§ **Data records**
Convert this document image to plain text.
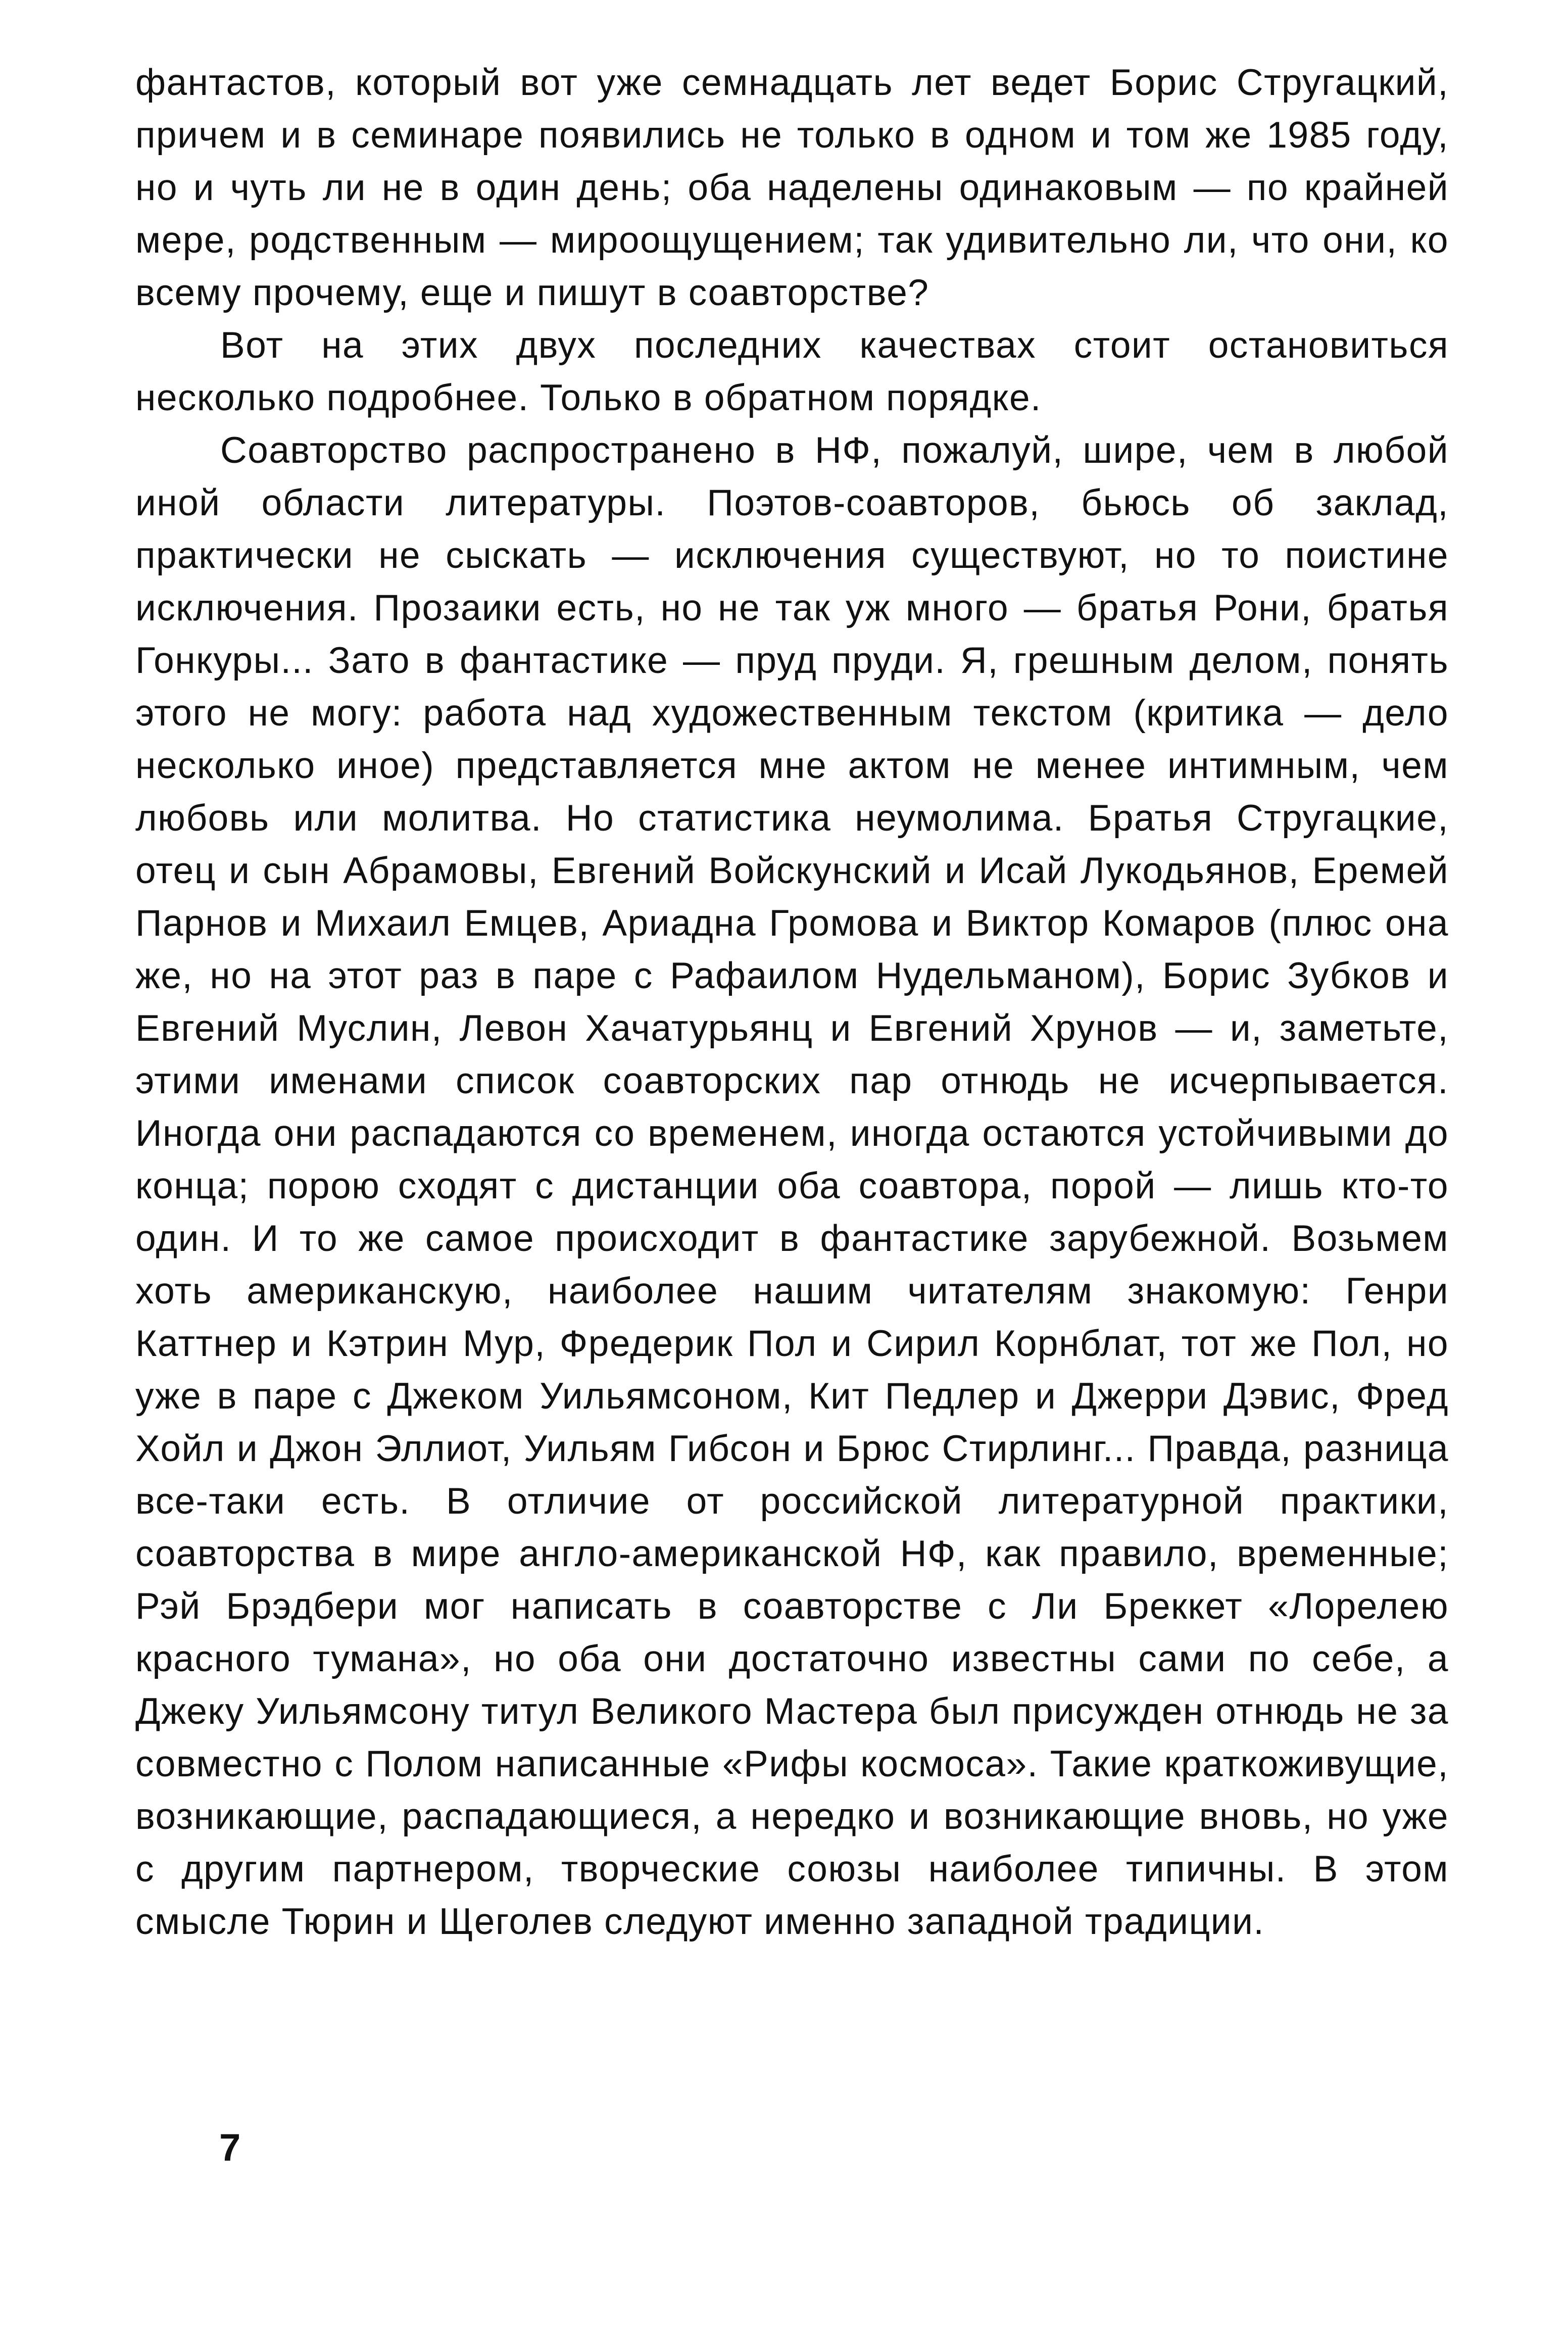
фантастов, который вот уже семнадцать лет ведет Борис Стругацкий, причем и в семинаре появились не только в одном и том же 1985 году, но и чуть ли не в один день; оба наделены одинаковым — по крайней мере, родственным — мироощущением; так удивительно ли, что они, ко всему прочему, еще и пишут в соавторстве?

Вот на этих двух последних качествах стоит остановиться несколько подробнее. Только в обратном порядке.

Соавторство распространено в НФ, пожалуй, шире, чем в любой иной области литературы. Поэтов-соавторов, бьюсь об заклад, практически не сыскать — исключения существуют, но то поистине исключения. Прозаики есть, но не так уж много — братья Рони, братья Гонкуры... Зато в фантастике — пруд пруди. Я, грешным делом, понять этого не могу: работа над художественным текстом (критика — дело несколько иное) представляется мне актом не менее интимным, чем любовь или молитва. Но статистика неумолима. Братья Стругацкие, отец и сын Абрамовы, Евгений Войскунский и Исай Лукодьянов, Еремей Парнов и Михаил Емцев, Ариадна Громова и Виктор Комаров (плюс она же, но на этот раз в паре с Рафаилом Нудельманом), Борис Зубков и Евгений Муслин, Левон Хачатурьянц и Евгений Хрунов — и, заметьте, этими именами список соавторских пар отнюдь не исчерпывается. Иногда они распадаются со временем, иногда остаются устойчивыми до конца; порою сходят с дистанции оба соавтора, порой — лишь кто-то один. И то же самое происходит в фантастике зарубежной. Возьмем хоть американскую, наиболее нашим читателям знакомую: Генри Каттнер и Кэтрин Мур, Фредерик Пол и Сирил Корнблат, тот же Пол, но уже в паре с Джеком Уильямсоном, Кит Педлер и Джерри Дэвис, Фред Хойл и Джон Эллиот, Уильям Гибсон и Брюс Стирлинг... Правда, разница все-таки есть. В отличие от российской литературной практики, соавторства в мире англо-американской НФ, как правило, временные; Рэй Брэдбери мог написать в соавторстве с Ли Бреккет «Лорелею красного тумана», но оба они достаточно известны сами по себе, а Джеку Уильямсону титул Великого Мастера был присужден отнюдь не за совместно с Полом написанные «Рифы космоса». Такие краткоживущие, возникающие, распадающиеся, а нередко и возникающие вновь, но уже с другим партнером, творческие союзы наиболее типичны. В этом смысле Тюрин и Щеголев следуют именно западной традиции.

7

§ **What the task asks**
Print out the lines exactly, skipping any picture.

§ **Task result**
Convert this document image to plain text.
фантастов, который вот уже семнадцать лет ведет Борис Стругацкий, причем и в семинаре появились не только в одном и том же 1985 году, но и чуть ли не в один день; оба наделены одинаковым — по крайней мере, родственным — мироощущением; так удивительно ли, что они, ко всему прочему, еще и пишут в соавторстве?

Вот на этих двух последних качествах стоит остановиться несколько подробнее. Только в обратном порядке.

Соавторство распространено в НФ, пожалуй, шире, чем в любой иной области литературы. Поэтов-соавторов, бьюсь об заклад, практически не сыскать — исключения существуют, но то поистине исключения. Прозаики есть, но не так уж много — братья Рони, братья Гонкуры... Зато в фантастике — пруд пруди. Я, грешным делом, понять этого не могу: работа над художественным текстом (критика — дело несколько иное) представляется мне актом не менее интимным, чем любовь или молитва. Но статистика неумолима. Братья Стругацкие, отец и сын Абрамовы, Евгений Войскунский и Исай Лукодьянов, Еремей Парнов и Михаил Емцев, Ариадна Громова и Виктор Комаров (плюс она же, но на этот раз в паре с Рафаилом Нудельманом), Борис Зубков и Евгений Муслин, Левон Хачатурьянц и Евгений Хрунов — и, заметьте, этими именами список соавторских пар отнюдь не исчерпывается. Иногда они распадаются со временем, иногда остаются устойчивыми до конца; порою сходят с дистанции оба соавтора, порой — лишь кто-то один. И то же самое происходит в фантастике зарубежной. Возьмем хоть американскую, наиболее нашим читателям знакомую: Генри Каттнер и Кэтрин Мур, Фредерик Пол и Сирил Корнблат, тот же Пол, но уже в паре с Джеком Уильямсоном, Кит Педлер и Джерри Дэвис, Фред Хойл и Джон Эллиот, Уильям Гибсон и Брюс Стирлинг... Правда, разница все-таки есть. В отличие от российской литературной практики, соавторства в мире англо-американской НФ, как правило, временные; Рэй Брэдбери мог написать в соавторстве с Ли Бреккет «Лорелею красного тумана», но оба они достаточно известны сами по себе, а Джеку Уильямсону титул Великого Мастера был присужден отнюдь не за совместно с Полом написанные «Рифы космоса». Такие краткоживущие, возникающие, распадающиеся, а нередко и возникающие вновь, но уже с другим партнером, творческие союзы наиболее типичны. В этом смысле Тюрин и Щеголев следуют именно западной традиции.

7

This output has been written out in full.